— Aim of the exercise —
Tally the lines that include "باید". Output the number only.

····················

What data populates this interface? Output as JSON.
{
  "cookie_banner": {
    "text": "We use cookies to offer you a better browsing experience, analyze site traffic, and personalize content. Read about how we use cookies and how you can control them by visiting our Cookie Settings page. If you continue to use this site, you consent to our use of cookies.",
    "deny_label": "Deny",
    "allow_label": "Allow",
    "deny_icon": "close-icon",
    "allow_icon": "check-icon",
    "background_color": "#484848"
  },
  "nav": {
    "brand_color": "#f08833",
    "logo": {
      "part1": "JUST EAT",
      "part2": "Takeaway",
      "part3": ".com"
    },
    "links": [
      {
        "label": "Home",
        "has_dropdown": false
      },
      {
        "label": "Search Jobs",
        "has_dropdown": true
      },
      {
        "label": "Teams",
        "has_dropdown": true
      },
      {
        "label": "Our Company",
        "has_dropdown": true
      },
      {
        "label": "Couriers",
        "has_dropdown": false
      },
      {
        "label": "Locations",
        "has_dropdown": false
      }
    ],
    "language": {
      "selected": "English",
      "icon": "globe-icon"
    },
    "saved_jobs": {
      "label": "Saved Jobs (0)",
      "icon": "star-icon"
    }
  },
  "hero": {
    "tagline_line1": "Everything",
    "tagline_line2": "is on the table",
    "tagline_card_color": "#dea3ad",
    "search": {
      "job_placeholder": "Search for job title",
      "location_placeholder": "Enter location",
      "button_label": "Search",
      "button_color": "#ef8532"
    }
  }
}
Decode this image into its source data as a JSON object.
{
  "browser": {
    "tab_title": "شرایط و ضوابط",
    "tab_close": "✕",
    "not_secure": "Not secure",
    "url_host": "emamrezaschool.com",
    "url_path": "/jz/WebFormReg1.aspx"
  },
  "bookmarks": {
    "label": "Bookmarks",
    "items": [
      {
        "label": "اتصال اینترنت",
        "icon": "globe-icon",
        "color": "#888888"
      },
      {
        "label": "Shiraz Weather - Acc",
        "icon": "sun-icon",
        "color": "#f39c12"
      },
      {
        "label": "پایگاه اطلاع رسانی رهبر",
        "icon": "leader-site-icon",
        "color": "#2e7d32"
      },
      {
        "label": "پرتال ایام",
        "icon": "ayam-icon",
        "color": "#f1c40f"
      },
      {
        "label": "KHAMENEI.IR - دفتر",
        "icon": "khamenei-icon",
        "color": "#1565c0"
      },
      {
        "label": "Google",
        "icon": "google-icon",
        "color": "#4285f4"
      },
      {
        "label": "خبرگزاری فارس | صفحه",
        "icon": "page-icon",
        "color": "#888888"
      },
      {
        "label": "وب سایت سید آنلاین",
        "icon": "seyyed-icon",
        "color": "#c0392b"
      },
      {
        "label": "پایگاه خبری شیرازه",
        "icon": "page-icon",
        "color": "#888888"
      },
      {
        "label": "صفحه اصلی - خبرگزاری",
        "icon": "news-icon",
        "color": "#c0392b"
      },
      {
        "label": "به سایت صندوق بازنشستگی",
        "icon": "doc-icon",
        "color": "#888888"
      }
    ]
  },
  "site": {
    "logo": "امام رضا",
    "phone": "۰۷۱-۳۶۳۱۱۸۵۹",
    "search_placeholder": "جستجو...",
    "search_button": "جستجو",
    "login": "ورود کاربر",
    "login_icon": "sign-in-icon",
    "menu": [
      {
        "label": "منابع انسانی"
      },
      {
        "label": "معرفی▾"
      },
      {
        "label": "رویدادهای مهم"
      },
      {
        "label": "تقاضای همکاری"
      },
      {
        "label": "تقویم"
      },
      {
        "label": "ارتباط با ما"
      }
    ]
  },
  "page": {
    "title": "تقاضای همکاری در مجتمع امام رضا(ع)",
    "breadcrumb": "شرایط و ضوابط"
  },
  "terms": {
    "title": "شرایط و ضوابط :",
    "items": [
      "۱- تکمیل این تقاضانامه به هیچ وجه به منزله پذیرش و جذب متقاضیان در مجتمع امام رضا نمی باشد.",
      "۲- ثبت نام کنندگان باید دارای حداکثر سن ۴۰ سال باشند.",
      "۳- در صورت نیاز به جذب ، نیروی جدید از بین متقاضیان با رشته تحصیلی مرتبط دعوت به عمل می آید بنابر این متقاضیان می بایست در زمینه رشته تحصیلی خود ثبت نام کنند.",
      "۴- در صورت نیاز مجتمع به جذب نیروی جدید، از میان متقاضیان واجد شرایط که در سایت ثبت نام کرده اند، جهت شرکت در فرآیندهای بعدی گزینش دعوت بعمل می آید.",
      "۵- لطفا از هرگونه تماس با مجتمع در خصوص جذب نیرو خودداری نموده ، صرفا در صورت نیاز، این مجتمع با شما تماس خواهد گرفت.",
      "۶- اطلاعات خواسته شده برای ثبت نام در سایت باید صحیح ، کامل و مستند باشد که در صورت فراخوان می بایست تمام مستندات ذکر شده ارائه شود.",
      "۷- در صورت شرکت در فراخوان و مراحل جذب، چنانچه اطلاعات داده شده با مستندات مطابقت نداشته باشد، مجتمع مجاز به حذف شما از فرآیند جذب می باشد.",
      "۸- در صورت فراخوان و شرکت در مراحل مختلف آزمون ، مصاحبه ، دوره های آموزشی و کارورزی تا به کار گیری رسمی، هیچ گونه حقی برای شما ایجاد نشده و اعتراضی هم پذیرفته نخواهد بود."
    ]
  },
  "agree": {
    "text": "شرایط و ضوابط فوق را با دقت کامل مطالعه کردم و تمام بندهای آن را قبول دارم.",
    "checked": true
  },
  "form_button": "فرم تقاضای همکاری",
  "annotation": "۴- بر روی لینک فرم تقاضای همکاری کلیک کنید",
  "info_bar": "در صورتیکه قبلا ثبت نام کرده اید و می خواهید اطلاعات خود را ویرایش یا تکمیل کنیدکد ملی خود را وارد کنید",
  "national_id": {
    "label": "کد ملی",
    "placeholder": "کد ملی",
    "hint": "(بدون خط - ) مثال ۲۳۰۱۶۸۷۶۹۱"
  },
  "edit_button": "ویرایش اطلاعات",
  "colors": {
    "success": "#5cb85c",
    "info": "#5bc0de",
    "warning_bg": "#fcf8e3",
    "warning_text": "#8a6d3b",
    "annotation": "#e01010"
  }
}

····················

— Response for this exercise —
2